═══ DOCUMENT ═══

Pen-and-ink illustration of a small Northern Ireland business owner checking import paperwork beside stacked goods, with a small tucked-away Ulster Banner-style Northern Ireland flag as the only coloured element

HMRC has updated its guidance on the Duty Reimbursement Scheme for businesses that moved “at risk” goods into Northern Ireland and paid, deferred or used state aid to waive EU import duty.

For many small firms this will not be a daily admin issue. But for importers, wholesalers, retailers, agents and ecommerce businesses with Northern Ireland movements in their records, the update is worth checking now because one deadline is close. HMRC says claims for duty paid between 1 January 2021 and 30 June 2023 must be made by 30 June 2026.

The scheme can apply where goods brought into Northern Ireland later meet conditions that mean the EU duty should be repaid or remitted. That can include goods sold for physical retail in Northern Ireland, moved onwards to Great Britain, exported outside the UK and EU, consumed in Northern Ireland, permanently installed there, or destroyed there.

The practical point for SMEs is simple: if the business has older Northern Ireland import movements, now is the time to check whether there is a recoverable duty cost sitting in the files.

Who the scheme may affect

HMRC says a claim can be made by the importer for the original “at risk” movement into Northern Ireland, or by an agent or representative acting for that importer. If a business is not resident or established in the UK, it must use a UK-established agent or representative to submit the claim.

That matters for small firms because Northern Ireland trade can involve several parties: suppliers, freight agents, customs intermediaries, distributors and end customers. Before spending time on a claim, the business should confirm who paid, deferred or waived the duty, who holds the evidence, and who is authorised to act.

The amounts may be modest on a single consignment but meaningful across repeated shipments. A shop, parts supplier, online seller or trade wholesaler may have multiple movements from the period covered by the deadline.

What can be claimed

The guidance says businesses may be able to claim repayment of import duty paid, claim remission of import duty deferred, or reclaim state aid used to waive duty through the Customs Duty Waiver Scheme.

For goods moved from Great Britain to Northern Ireland, HMRC says businesses can claim for the full amount where the conditions are met. For imports into Northern Ireland from outside the UK or EU, a claim may cover the difference if the EU duty was higher than the UK duty at the time of import.

═══ PROVIDED MATERIAL ═══

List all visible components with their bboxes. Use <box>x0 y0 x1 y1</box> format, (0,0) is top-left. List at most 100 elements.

═══

* **SHORT EXERCISE A**: Please give the stretch of the Duty Reimbursement Scheme text from "Who the scheme" through "by the deadline." again, swapping "freight agents" for "haulage firms".
* **SHORT EXERCISE B**: In the Duty Reimbursement Scheme text, what is the deadline for claims on duty paid between 1 January 2021 and 30 June 2023?

* **FINISHED ANSWER A**:
Who the scheme may affect

HMRC says a claim can be made by the importer for the original “at risk” movement into Northern Ireland, or by an agent or representative acting for that importer. If a business is not resident or established in the UK, it must use a UK-established agent or representative to submit the claim.

That matters for small firms because Northern Ireland trade can involve several parties: suppliers, haulage firms, customs intermediaries, distributors and end customers. Before spending time on a claim, the business should confirm who paid, deferred or waived the duty, who holds the evidence, and who is authorised to act.

The amounts may be modest on a single consignment but meaningful across repeated shipments. A shop, parts supplier, online seller or trade wholesaler may have multiple movements from the period covered by the deadline.

* **FINISHED ANSWER B**: 30 June 2026